(Records from a collection of figures)
Begin

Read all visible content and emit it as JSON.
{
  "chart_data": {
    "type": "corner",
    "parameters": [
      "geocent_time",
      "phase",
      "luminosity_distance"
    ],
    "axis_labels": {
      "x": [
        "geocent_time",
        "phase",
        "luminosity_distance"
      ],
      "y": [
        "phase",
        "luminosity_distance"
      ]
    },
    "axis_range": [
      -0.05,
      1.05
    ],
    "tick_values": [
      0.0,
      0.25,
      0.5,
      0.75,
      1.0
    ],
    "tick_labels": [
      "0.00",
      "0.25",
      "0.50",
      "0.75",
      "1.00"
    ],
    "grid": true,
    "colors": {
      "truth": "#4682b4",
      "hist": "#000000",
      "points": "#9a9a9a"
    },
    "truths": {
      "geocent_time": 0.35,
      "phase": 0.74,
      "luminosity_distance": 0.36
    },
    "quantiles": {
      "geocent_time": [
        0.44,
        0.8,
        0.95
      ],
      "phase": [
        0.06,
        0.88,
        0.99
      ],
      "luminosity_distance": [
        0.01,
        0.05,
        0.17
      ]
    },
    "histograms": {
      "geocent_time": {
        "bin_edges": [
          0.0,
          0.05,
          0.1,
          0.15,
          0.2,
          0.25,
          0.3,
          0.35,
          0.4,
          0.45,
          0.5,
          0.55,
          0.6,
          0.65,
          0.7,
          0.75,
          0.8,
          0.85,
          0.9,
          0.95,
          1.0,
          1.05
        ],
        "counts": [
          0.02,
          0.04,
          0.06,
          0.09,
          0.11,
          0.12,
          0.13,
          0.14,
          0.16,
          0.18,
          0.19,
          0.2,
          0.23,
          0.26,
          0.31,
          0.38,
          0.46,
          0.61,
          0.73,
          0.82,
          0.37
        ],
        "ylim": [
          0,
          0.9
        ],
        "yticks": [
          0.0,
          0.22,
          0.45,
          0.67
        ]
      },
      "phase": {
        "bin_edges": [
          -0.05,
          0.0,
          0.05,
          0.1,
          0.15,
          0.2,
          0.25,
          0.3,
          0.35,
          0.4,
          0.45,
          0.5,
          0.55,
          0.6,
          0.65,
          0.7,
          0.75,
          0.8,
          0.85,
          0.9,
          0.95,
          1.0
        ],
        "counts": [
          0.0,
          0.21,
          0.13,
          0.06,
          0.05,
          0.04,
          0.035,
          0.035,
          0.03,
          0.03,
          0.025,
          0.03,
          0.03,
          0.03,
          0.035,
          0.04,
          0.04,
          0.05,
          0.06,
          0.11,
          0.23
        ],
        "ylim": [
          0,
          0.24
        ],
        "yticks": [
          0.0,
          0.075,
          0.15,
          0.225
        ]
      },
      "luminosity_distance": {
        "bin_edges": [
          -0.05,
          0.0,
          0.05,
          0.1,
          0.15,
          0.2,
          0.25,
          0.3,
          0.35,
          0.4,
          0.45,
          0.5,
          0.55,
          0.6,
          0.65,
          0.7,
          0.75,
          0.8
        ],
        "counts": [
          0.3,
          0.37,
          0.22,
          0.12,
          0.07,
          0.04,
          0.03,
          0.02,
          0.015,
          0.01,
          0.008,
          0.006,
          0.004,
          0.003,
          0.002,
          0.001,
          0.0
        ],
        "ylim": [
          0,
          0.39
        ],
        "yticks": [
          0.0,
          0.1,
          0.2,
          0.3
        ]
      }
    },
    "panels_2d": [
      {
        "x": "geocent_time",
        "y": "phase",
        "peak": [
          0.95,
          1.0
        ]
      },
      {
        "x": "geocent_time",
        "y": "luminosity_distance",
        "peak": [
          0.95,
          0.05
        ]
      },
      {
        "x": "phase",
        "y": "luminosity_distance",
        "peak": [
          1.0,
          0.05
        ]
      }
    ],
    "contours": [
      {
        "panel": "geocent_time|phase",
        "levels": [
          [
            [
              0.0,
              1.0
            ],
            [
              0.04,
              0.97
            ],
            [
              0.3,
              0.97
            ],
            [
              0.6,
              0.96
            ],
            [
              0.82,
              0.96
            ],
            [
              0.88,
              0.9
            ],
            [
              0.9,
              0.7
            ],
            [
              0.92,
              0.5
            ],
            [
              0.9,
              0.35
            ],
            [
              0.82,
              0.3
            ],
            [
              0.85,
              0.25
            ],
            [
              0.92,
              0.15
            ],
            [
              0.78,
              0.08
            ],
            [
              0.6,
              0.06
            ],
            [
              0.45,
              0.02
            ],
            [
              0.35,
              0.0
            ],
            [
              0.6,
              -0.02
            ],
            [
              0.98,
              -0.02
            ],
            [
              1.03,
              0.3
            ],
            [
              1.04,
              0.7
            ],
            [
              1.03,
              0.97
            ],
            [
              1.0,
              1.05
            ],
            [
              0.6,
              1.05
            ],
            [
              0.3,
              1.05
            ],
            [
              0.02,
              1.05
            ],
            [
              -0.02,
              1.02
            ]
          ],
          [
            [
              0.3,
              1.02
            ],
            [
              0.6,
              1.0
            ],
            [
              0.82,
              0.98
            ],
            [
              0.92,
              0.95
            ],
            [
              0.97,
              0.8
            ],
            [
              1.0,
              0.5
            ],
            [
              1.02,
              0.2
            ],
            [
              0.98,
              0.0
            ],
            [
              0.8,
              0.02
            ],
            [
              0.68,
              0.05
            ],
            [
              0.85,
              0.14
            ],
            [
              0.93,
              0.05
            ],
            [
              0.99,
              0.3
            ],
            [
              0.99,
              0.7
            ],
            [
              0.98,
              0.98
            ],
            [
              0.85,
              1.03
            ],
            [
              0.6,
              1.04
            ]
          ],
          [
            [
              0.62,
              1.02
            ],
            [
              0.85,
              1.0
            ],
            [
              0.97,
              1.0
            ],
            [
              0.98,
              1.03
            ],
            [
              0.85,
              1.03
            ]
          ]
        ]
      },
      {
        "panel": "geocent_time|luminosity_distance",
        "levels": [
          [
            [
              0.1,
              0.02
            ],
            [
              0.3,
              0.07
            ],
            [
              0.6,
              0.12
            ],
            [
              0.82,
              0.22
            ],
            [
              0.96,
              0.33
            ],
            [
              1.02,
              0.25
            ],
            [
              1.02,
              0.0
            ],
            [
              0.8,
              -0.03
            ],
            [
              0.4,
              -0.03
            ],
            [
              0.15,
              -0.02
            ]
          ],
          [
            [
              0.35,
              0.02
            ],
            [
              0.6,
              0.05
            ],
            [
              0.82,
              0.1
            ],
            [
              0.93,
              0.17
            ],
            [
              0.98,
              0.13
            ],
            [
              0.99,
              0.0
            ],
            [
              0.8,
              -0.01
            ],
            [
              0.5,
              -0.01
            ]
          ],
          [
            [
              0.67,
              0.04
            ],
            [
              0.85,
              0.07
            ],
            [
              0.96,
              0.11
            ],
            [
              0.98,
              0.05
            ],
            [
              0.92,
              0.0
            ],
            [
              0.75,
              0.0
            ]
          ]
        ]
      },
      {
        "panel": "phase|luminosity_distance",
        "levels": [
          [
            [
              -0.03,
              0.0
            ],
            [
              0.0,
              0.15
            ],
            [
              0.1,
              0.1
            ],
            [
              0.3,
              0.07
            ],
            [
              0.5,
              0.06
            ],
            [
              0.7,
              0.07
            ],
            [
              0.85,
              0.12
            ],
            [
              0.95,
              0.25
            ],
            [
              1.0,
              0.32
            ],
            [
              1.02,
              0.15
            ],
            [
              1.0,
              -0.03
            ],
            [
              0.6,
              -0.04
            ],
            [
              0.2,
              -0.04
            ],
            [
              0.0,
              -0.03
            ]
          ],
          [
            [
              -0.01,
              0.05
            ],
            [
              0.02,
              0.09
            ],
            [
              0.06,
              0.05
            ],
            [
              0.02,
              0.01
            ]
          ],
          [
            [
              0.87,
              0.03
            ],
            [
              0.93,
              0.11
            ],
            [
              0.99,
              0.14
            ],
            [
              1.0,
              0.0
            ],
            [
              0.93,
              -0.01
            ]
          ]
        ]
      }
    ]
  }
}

End
Begin

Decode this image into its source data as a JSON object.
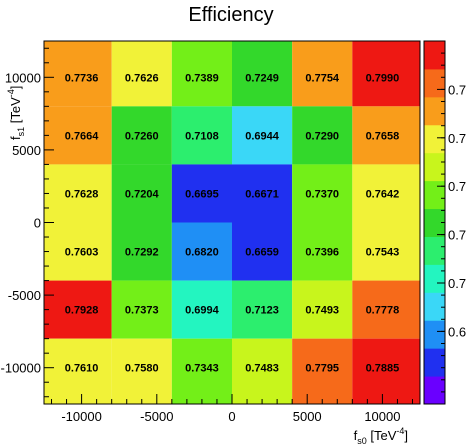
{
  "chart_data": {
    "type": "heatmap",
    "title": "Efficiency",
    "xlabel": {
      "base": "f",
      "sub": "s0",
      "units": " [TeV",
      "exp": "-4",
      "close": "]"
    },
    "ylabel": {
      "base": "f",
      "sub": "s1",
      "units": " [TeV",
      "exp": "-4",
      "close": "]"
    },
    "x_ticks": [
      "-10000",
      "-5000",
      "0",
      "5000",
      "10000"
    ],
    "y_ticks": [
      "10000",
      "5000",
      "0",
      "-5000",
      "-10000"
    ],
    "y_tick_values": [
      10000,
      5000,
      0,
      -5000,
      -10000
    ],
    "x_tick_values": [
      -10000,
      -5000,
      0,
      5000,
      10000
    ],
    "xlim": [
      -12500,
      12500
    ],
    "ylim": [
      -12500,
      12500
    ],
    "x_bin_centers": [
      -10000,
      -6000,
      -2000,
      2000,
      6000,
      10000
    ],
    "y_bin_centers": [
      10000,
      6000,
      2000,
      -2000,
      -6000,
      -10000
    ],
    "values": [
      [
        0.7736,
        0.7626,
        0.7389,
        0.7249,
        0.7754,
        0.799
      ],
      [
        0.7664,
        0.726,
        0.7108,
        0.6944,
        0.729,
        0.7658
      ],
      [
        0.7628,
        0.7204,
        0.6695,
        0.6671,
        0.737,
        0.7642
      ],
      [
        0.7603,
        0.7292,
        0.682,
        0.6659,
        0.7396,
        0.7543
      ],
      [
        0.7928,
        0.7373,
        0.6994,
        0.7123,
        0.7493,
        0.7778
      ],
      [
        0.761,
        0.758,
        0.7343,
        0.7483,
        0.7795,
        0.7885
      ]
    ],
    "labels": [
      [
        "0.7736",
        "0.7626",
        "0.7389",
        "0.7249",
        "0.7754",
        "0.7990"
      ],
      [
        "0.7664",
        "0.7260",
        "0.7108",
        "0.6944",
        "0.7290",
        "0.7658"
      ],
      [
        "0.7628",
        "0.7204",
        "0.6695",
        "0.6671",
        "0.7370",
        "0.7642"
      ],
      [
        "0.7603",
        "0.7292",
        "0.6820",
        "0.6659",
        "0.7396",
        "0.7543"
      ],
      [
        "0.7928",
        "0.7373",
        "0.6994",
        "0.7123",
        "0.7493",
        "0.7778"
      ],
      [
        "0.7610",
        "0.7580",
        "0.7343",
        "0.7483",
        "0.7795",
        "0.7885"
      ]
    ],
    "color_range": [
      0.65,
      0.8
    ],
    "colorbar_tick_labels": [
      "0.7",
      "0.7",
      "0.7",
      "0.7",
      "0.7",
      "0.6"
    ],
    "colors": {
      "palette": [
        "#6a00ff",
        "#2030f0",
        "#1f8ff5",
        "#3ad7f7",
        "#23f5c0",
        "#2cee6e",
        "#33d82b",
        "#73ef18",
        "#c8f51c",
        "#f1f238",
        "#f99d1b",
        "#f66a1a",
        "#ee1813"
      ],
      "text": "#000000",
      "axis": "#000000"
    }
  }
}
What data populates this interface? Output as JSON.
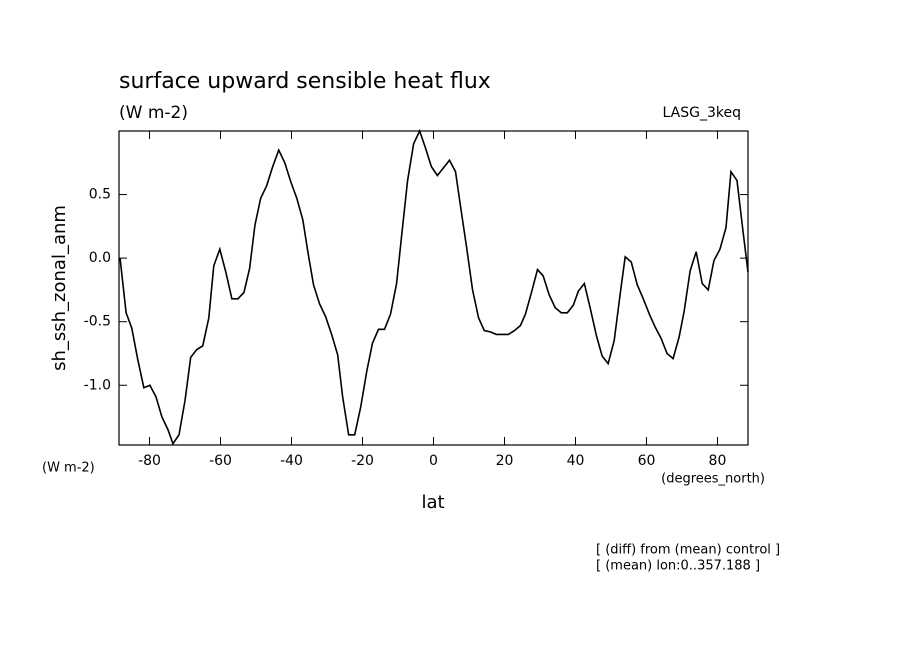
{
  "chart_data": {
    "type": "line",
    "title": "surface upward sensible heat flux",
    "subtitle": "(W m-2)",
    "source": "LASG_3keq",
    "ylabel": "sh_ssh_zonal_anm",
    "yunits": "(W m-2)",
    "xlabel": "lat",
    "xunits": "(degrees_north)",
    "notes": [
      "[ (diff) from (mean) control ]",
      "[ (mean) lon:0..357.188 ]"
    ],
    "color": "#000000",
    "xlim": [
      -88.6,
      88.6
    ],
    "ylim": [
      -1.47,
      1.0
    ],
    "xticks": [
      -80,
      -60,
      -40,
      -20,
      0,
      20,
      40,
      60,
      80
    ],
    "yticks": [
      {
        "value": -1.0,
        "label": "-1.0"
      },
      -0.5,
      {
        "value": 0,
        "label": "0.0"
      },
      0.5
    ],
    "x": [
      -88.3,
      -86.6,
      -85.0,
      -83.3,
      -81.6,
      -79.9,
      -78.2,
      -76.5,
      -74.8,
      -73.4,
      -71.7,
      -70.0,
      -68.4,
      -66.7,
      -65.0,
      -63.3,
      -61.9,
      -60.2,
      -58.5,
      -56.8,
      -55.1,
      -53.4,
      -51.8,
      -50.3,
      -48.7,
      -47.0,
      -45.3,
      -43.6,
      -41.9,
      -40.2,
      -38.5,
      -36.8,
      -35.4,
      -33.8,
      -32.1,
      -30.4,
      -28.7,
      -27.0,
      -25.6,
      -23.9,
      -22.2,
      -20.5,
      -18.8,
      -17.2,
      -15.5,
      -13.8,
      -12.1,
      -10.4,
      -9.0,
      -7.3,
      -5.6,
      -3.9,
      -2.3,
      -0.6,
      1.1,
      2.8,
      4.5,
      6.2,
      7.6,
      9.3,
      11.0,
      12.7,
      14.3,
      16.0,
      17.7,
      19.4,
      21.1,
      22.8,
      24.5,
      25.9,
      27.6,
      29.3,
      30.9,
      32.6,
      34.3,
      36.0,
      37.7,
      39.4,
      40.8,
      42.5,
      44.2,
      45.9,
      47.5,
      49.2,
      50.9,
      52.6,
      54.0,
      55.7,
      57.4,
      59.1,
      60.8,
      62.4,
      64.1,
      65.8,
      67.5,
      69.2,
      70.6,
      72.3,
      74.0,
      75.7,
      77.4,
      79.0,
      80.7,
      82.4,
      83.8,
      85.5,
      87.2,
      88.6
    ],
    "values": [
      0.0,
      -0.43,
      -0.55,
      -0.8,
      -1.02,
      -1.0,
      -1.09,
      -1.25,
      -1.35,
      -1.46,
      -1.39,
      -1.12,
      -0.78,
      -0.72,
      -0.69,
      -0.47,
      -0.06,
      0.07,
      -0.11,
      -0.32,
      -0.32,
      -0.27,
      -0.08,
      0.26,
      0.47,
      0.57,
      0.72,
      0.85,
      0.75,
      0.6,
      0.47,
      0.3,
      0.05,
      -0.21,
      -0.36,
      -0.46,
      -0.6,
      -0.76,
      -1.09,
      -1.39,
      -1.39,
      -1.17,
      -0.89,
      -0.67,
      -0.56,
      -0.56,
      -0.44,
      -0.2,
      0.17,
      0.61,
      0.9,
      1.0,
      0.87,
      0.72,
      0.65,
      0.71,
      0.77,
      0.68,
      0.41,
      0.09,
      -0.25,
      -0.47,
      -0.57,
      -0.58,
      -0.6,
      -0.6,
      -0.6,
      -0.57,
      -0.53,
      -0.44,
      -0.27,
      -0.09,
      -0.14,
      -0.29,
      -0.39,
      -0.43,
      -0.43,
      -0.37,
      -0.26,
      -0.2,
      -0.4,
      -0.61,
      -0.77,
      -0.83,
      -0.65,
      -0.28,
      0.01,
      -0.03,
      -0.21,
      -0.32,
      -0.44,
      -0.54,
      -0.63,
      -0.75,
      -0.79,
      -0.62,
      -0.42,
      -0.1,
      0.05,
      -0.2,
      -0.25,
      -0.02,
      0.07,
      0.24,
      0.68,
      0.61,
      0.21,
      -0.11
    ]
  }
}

End

WHAT THE TASK REQUIRES => Work out the number of lines in this listing that include the word "source". Reply with that number only.

FULL OUTPUT => 2